# [Problem details]
Show all lines holding the string "values".

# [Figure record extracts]
---*---

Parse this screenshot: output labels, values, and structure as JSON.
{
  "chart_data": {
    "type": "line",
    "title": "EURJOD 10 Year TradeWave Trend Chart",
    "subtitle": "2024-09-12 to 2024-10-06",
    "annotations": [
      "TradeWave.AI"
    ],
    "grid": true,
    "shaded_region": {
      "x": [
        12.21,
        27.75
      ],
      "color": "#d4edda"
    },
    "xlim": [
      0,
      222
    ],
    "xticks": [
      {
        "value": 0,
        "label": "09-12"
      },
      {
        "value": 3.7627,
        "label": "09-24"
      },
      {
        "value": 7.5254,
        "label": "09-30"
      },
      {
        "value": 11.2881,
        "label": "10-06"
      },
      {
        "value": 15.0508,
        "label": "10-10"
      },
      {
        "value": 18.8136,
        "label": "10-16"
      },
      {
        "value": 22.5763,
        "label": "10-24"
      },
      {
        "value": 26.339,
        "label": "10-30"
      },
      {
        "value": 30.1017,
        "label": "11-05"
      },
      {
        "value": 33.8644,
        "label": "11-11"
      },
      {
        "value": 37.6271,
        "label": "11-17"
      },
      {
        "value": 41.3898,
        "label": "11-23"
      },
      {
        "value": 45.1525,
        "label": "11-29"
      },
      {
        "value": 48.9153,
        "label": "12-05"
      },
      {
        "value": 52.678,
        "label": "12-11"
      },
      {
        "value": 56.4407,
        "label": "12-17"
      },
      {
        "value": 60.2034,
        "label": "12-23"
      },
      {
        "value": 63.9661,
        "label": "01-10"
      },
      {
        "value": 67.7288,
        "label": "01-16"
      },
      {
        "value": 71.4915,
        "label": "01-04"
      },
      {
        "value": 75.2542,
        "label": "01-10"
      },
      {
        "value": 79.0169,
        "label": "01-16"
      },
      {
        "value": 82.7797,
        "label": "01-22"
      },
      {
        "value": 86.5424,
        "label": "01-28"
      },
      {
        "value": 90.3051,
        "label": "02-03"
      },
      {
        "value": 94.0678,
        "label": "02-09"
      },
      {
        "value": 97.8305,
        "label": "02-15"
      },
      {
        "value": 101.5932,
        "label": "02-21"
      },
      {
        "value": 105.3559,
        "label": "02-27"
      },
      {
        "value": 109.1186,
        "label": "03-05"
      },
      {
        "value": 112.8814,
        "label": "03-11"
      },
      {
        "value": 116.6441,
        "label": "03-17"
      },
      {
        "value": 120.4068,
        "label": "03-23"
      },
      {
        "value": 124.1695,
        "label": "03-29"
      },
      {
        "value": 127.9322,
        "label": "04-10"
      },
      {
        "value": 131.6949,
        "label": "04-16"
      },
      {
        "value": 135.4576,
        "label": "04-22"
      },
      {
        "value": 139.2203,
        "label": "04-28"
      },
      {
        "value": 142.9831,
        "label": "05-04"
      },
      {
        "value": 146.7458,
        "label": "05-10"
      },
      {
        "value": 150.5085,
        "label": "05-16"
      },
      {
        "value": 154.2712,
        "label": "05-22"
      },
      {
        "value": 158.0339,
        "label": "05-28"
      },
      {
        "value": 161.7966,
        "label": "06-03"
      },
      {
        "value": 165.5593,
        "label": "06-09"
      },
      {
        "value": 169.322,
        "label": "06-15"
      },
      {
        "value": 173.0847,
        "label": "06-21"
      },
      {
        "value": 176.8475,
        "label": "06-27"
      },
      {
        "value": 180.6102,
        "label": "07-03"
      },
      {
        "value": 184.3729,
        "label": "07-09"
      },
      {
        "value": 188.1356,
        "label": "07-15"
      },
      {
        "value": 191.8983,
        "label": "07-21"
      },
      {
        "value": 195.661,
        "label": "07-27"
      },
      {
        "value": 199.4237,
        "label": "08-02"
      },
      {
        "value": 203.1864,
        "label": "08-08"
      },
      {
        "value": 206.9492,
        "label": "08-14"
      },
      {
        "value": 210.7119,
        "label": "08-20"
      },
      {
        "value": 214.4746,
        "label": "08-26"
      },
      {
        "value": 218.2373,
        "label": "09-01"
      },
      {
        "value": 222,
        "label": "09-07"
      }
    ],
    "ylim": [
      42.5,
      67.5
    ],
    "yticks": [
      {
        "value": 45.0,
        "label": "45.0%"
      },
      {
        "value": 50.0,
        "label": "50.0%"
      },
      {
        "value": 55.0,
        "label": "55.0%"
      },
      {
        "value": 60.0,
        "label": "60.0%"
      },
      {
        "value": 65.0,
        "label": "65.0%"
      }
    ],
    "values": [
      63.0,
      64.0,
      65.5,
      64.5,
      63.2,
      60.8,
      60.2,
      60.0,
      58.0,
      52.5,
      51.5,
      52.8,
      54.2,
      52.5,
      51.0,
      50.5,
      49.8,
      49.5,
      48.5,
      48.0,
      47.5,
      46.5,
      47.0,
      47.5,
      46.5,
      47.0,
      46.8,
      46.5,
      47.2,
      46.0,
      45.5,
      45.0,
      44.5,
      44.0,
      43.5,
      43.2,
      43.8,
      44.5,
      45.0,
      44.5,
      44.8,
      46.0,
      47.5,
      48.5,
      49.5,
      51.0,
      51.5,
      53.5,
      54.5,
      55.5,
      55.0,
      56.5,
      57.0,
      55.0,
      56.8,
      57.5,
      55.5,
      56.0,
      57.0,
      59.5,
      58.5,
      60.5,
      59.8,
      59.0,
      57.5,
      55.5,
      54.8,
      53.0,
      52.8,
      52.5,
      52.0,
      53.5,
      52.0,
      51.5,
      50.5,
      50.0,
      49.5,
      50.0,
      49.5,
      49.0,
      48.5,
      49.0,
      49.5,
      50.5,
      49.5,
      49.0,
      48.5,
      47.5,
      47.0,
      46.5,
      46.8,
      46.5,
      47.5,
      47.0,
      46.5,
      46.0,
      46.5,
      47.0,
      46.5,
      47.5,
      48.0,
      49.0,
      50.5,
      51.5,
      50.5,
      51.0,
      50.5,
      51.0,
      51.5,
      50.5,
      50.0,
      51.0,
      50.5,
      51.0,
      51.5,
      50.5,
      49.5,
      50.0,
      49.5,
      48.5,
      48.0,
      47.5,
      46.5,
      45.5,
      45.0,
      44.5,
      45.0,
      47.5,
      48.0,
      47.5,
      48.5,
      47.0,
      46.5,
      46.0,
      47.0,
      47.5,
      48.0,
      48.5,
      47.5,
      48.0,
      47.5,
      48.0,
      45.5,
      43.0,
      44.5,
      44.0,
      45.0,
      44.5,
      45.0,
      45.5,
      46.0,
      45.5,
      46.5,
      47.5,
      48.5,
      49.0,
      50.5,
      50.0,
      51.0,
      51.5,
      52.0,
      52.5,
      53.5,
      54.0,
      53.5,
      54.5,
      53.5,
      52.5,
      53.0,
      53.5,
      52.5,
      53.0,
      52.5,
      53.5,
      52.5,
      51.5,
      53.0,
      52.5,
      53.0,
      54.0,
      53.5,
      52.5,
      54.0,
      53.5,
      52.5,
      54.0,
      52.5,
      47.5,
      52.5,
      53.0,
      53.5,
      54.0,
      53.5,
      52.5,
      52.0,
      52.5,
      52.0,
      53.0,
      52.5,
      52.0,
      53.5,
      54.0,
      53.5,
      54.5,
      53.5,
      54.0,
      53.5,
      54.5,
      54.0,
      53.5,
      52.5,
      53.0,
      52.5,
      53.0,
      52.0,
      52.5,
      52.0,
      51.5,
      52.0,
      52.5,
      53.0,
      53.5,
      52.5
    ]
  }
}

---*---

# [Output for this exercise]
Parse this screenshot: output labels, values, and structure as JSON.
    "values": [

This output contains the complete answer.